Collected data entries
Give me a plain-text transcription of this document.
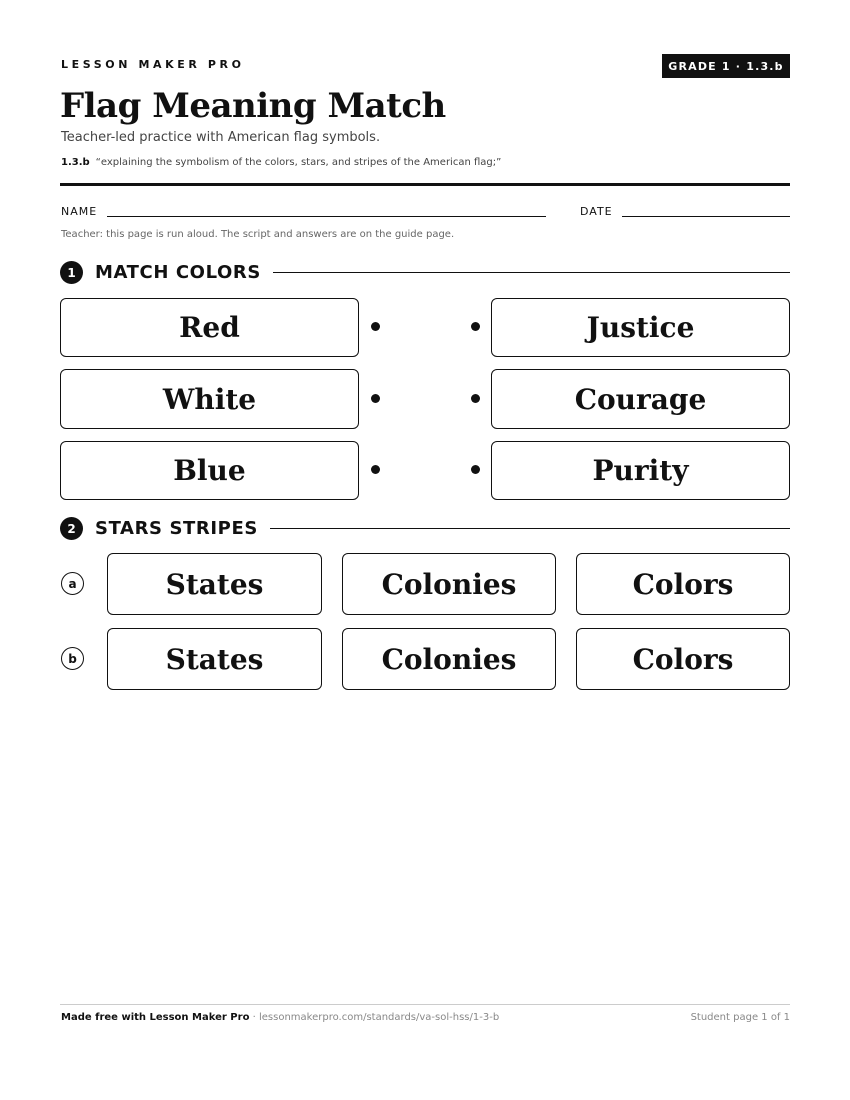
LESSON MAKER PRO	GRADE 1 · 1.3.b
Flag Meaning Match
Teacher-led practice with American flag symbols.
1.3.b “explaining the symbolism of the colors, stars, and stripes of the American flag;”
NAME	DATE
Teacher: this page is run aloud. The script and answers are on the guide page.
1	MATCH COLORS
Red	Justice
White	Courage
Blue	Purity
2	STARS STRIPES
a	States	Colonies	Colors
b	States	Colonies	Colors
Made free with Lesson Maker Pro · lessonmakerpro.com/standards/va-sol-hss/1-3-b	Student page 1 of 1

INSTRUCTION.
Transcribe the records above exactly as they appear, leaving out any pictures.

WRITTEN RESPONSE.
Give me a plain-text transcription of this document.
LESSON MAKER PRO	GRADE 1 · 1.3.b
Flag Meaning Match
Teacher-led practice with American flag symbols.
1.3.b “explaining the symbolism of the colors, stars, and stripes of the American flag;”
NAME	DATE
Teacher: this page is run aloud. The script and answers are on the guide page.
1	MATCH COLORS
Red	Justice
White	Courage
Blue	Purity
2	STARS STRIPES
a	States	Colonies	Colors
b	States	Colonies	Colors
Made free with Lesson Maker Pro · lessonmakerpro.com/standards/va-sol-hss/1-3-b	Student page 1 of 1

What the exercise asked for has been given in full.